* Brief: Copy every line that mentions the word "Fruit".

* Figure contents as structured data:
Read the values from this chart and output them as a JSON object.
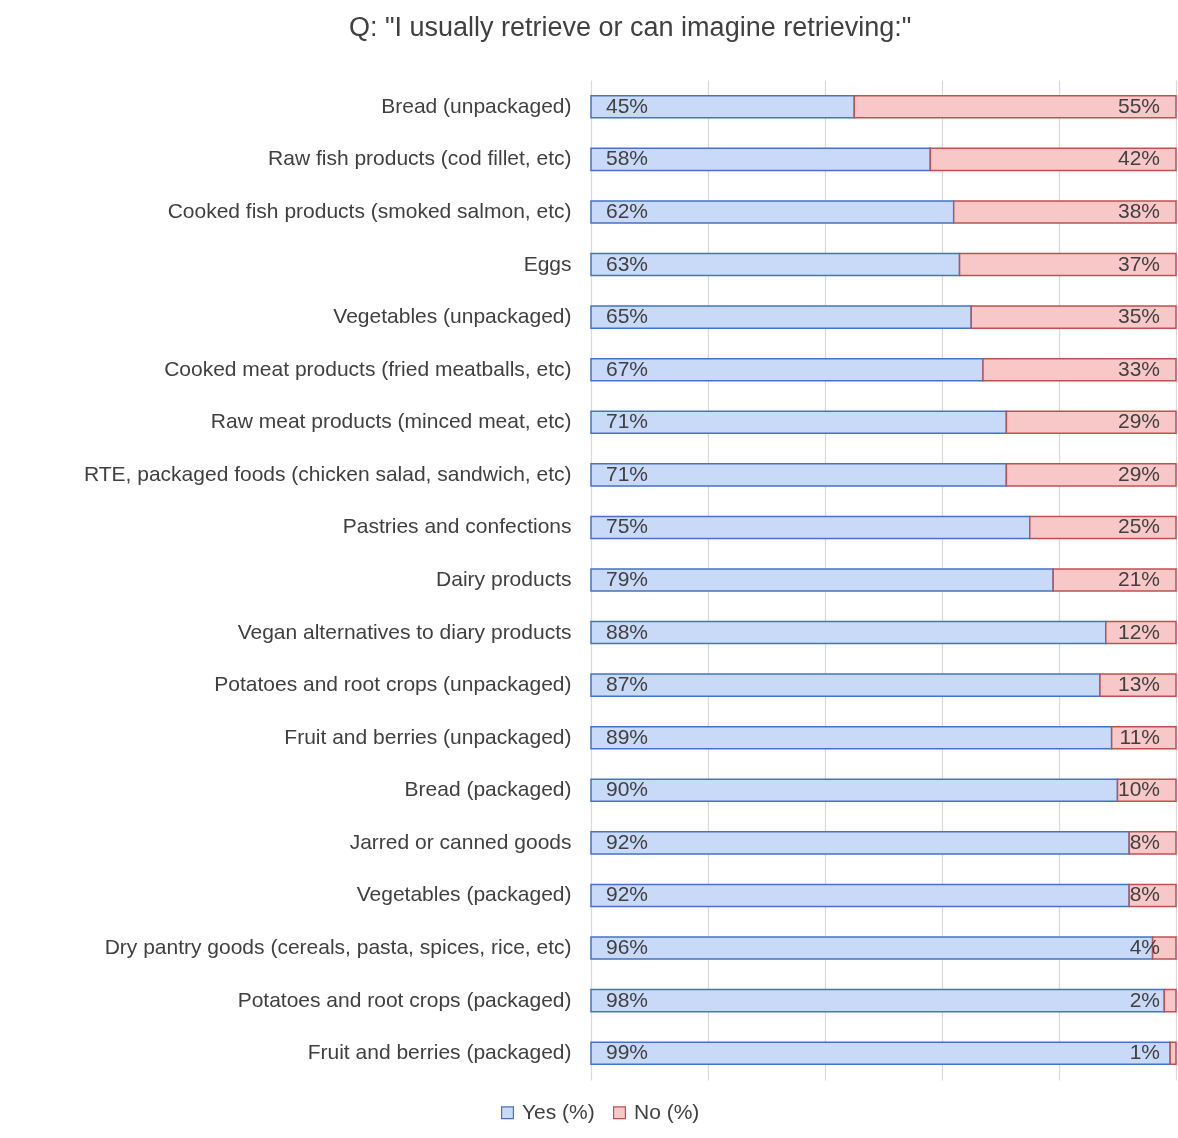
{
  "chart_data": {
    "type": "bar",
    "title": "Q: \"I usually retrieve or can imagine retrieving:\"",
    "orientation": "horizontal",
    "stacked": true,
    "categories": [
      "Bread (unpackaged)",
      "Raw fish products (cod fillet, etc)",
      "Cooked fish products (smoked salmon, etc)",
      "Eggs",
      "Vegetables (unpackaged)",
      "Cooked meat products (fried meatballs, etc)",
      "Raw meat products (minced meat, etc)",
      "RTE, packaged foods (chicken salad, sandwich, etc)",
      "Pastries and confections",
      "Dairy products",
      "Vegan alternatives to diary products",
      "Potatoes and root crops (unpackaged)",
      "Fruit and berries (unpackaged)",
      "Bread (packaged)",
      "Jarred or canned goods",
      "Vegetables (packaged)",
      "Dry pantry goods (cereals, pasta, spices, rice, etc)",
      "Potatoes and root crops (packaged)",
      "Fruit and berries (packaged)"
    ],
    "series": [
      {
        "name": "Yes (%)",
        "color": "#c9daf8",
        "values": [
          45,
          58,
          62,
          63,
          65,
          67,
          71,
          71,
          75,
          79,
          88,
          87,
          89,
          90,
          92,
          92,
          96,
          98,
          99
        ],
        "value_labels": [
          "45%",
          "58%",
          "62%",
          "63%",
          "65%",
          "67%",
          "71%",
          "71%",
          "75%",
          "79%",
          "88%",
          "87%",
          "89%",
          "90%",
          "92%",
          "92%",
          "96%",
          "98%",
          "99%"
        ]
      },
      {
        "name": "No (%)",
        "color": "#f8c8c8",
        "values": [
          55,
          42,
          38,
          37,
          35,
          33,
          29,
          29,
          25,
          21,
          12,
          13,
          11,
          10,
          8,
          8,
          4,
          2,
          1
        ],
        "value_labels": [
          "55%",
          "42%",
          "38%",
          "37%",
          "35%",
          "33%",
          "29%",
          "29%",
          "25%",
          "21%",
          "12%",
          "13%",
          "11%",
          "10%",
          "8%",
          "8%",
          "4%",
          "2%",
          "1%"
        ]
      }
    ],
    "xlim": [
      0,
      100
    ],
    "xticks": [
      {
        "value": 0,
        "label": null
      },
      {
        "value": 20,
        "label": null
      },
      {
        "value": 40,
        "label": null
      },
      {
        "value": 60,
        "label": null
      },
      {
        "value": 80,
        "label": null
      },
      {
        "value": 100,
        "label": null
      }
    ],
    "grid": "x",
    "tick_labels": "y",
    "legend": "bottom"
  }
}
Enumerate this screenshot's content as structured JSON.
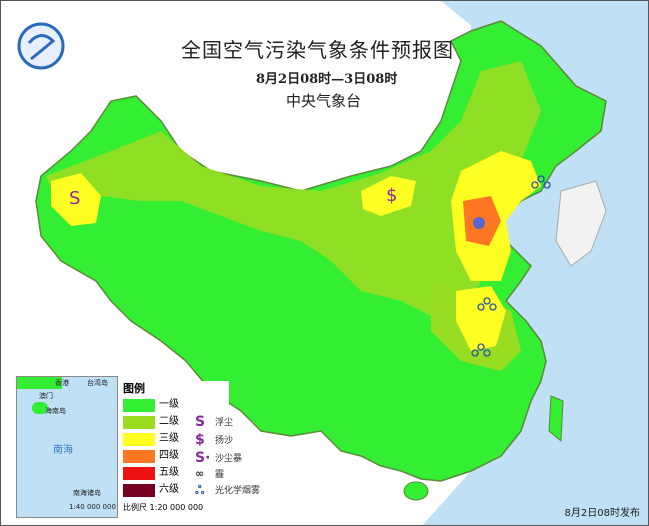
{
  "header": {
    "title": "全国空气污染气象条件预报图",
    "valid_period": "8月2日08时—3日08时",
    "issuer": "中央气象台"
  },
  "legend": {
    "title": "图例",
    "levels": [
      {
        "label": "一级",
        "color": "#33ee33"
      },
      {
        "label": "二级",
        "color": "#99dd22"
      },
      {
        "label": "三级",
        "color": "#ffff22"
      },
      {
        "label": "四级",
        "color": "#ff7722"
      },
      {
        "label": "五级",
        "color": "#ee1111"
      },
      {
        "label": "六级",
        "color": "#770022"
      }
    ],
    "symbols": [
      {
        "label": "浮尘",
        "icon": "S-dust-icon"
      },
      {
        "label": "扬沙",
        "icon": "dollar-sand-icon"
      },
      {
        "label": "沙尘暴",
        "icon": "sandstorm-icon"
      },
      {
        "label": "霾",
        "icon": "haze-icon"
      },
      {
        "label": "光化学烟雾",
        "icon": "photochemical-smog-icon"
      }
    ],
    "scale": "比例尺  1:20 000 000"
  },
  "inset": {
    "sea": "南海",
    "islands": "南海诸岛",
    "scale": "1:40 000 000",
    "labels": [
      "香港",
      "台湾岛",
      "澳门",
      "海南岛"
    ]
  },
  "footer": {
    "issued": "8月2日08时发布"
  },
  "colors": {
    "sea": "#bfe0f5",
    "background": "#ffffff"
  }
}
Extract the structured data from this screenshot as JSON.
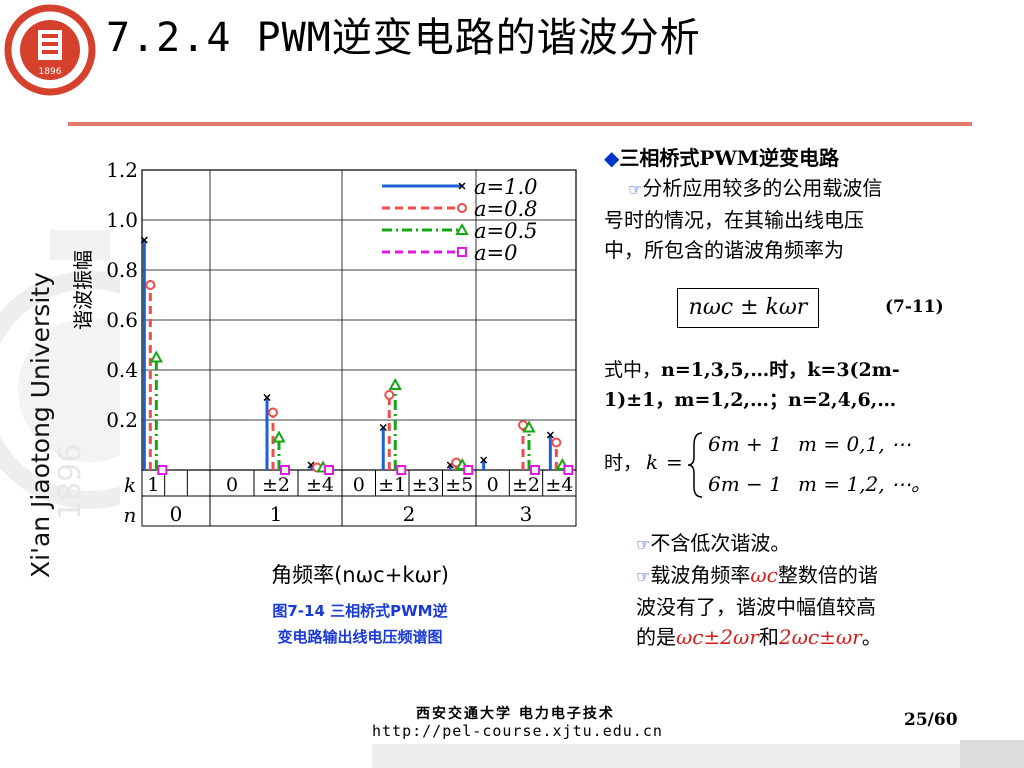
{
  "slide": {
    "title": "7.2.4 PWM逆变电路的谐波分析",
    "logo_year": "1896",
    "university": "Xi'an Jiaotong University",
    "watermark_year": "1896",
    "page": "25/60",
    "footer_cn": "西安交通大学 电力电子技术",
    "footer_url": "http://pel-course.xjtu.edu.cn"
  },
  "right_panel": {
    "bullet_glyph": "◆",
    "bullet": "三相桥式PWM逆变电路",
    "hand_glyph": "☞",
    "para1_line1": "分析应用较多的公用载波信",
    "para1_line2": "号时的情况，在其输出线电压",
    "para1_line3": "中，所包含的谐波角频率为",
    "formula": "nωc ± kωr",
    "eq_number": "(7-11)",
    "cond_line1_a": "式中，",
    "cond_line1_b": "n=1,3,5,…时，k=3(2m-",
    "cond_line2": "1)±1，m=1,2,…；n=2,4,6,…",
    "piece_prefix": "时，",
    "piece_k": "k",
    "piece_eq": "=",
    "piece_case1": "6m + 1",
    "piece_cond1": "m = 0,1, ⋯",
    "piece_case2": "6m − 1",
    "piece_cond2": "m = 1,2, ⋯。",
    "note1": "不含低次谐波。",
    "note2_line1_a": "载波角频率",
    "note2_line1_b": "ωc",
    "note2_line1_c": "整数倍的谐",
    "note2_line2": "波没有了，谐波中幅值较高",
    "note2_line3_a": "的是",
    "note2_line3_b": "ωc±2ωr",
    "note2_line3_c": "和",
    "note2_line3_d": "2ωc±ωr",
    "note2_line3_e": "。"
  },
  "chart_data": {
    "type": "bar",
    "ylabel": "谐波振幅",
    "xlabel": "角频率(nωc+kωr)",
    "caption_line1": "图7-14  三相桥式PWM逆",
    "caption_line2": "变电路输出线电压频谱图",
    "ylim": [
      0,
      1.2
    ],
    "yticks": [
      "1.2",
      "1.0",
      "0.8",
      "0.6",
      "0.4",
      "0.2"
    ],
    "row_labels": {
      "k": "k",
      "n": "n"
    },
    "groups": [
      {
        "n": "0",
        "k_labels": [
          "1",
          "",
          ""
        ]
      },
      {
        "n": "1",
        "k_labels": [
          "0",
          "±2",
          "±4"
        ]
      },
      {
        "n": "2",
        "k_labels": [
          "0",
          "±1",
          "±3",
          "±5"
        ]
      },
      {
        "n": "3",
        "k_labels": [
          "0",
          "±2",
          "±4"
        ]
      }
    ],
    "legend": [
      {
        "label": "a=1.0",
        "color": "#1f5fd6",
        "marker": "x",
        "dash": "solid"
      },
      {
        "label": "a=0.8",
        "color": "#ef4c4c",
        "marker": "o",
        "dash": "dash"
      },
      {
        "label": "a=0.5",
        "color": "#13a813",
        "marker": "tri",
        "dash": "dashdot"
      },
      {
        "label": "a=0",
        "color": "#e01ae0",
        "marker": "sq",
        "dash": "dash"
      }
    ],
    "series": [
      {
        "name": "a=1.0",
        "values": [
          {
            "group": 0,
            "k": "1",
            "y": 0.92
          },
          {
            "group": 1,
            "k": "±2",
            "y": 0.29
          },
          {
            "group": 1,
            "k": "±4",
            "y": 0.02
          },
          {
            "group": 2,
            "k": "±1",
            "y": 0.17
          },
          {
            "group": 2,
            "k": "±5",
            "y": 0.02
          },
          {
            "group": 3,
            "k": "0",
            "y": 0.04
          },
          {
            "group": 3,
            "k": "±4",
            "y": 0.14
          }
        ]
      },
      {
        "name": "a=0.8",
        "values": [
          {
            "group": 0,
            "k": "1",
            "y": 0.74
          },
          {
            "group": 1,
            "k": "±2",
            "y": 0.23
          },
          {
            "group": 1,
            "k": "±4",
            "y": 0.01
          },
          {
            "group": 2,
            "k": "±1",
            "y": 0.3
          },
          {
            "group": 2,
            "k": "±5",
            "y": 0.03
          },
          {
            "group": 3,
            "k": "±2",
            "y": 0.18
          },
          {
            "group": 3,
            "k": "±4",
            "y": 0.11
          }
        ]
      },
      {
        "name": "a=0.5",
        "values": [
          {
            "group": 0,
            "k": "1",
            "y": 0.45
          },
          {
            "group": 1,
            "k": "±2",
            "y": 0.13
          },
          {
            "group": 1,
            "k": "±4",
            "y": 0.01
          },
          {
            "group": 2,
            "k": "±1",
            "y": 0.34
          },
          {
            "group": 2,
            "k": "±5",
            "y": 0.02
          },
          {
            "group": 3,
            "k": "±2",
            "y": 0.17
          },
          {
            "group": 3,
            "k": "±4",
            "y": 0.02
          }
        ]
      },
      {
        "name": "a=0",
        "values": [
          {
            "group": 0,
            "k": "1",
            "y": 0.0
          },
          {
            "group": 1,
            "k": "±2",
            "y": 0.0
          },
          {
            "group": 1,
            "k": "±4",
            "y": 0.0
          },
          {
            "group": 2,
            "k": "±1",
            "y": 0.0
          },
          {
            "group": 2,
            "k": "±5",
            "y": 0.0
          },
          {
            "group": 3,
            "k": "±2",
            "y": 0.0
          },
          {
            "group": 3,
            "k": "±4",
            "y": 0.0
          }
        ]
      }
    ]
  }
}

* Answer for this exercise:
      "Fruit and berries (unpackaged)",
      "Fruit and berries (packaged)"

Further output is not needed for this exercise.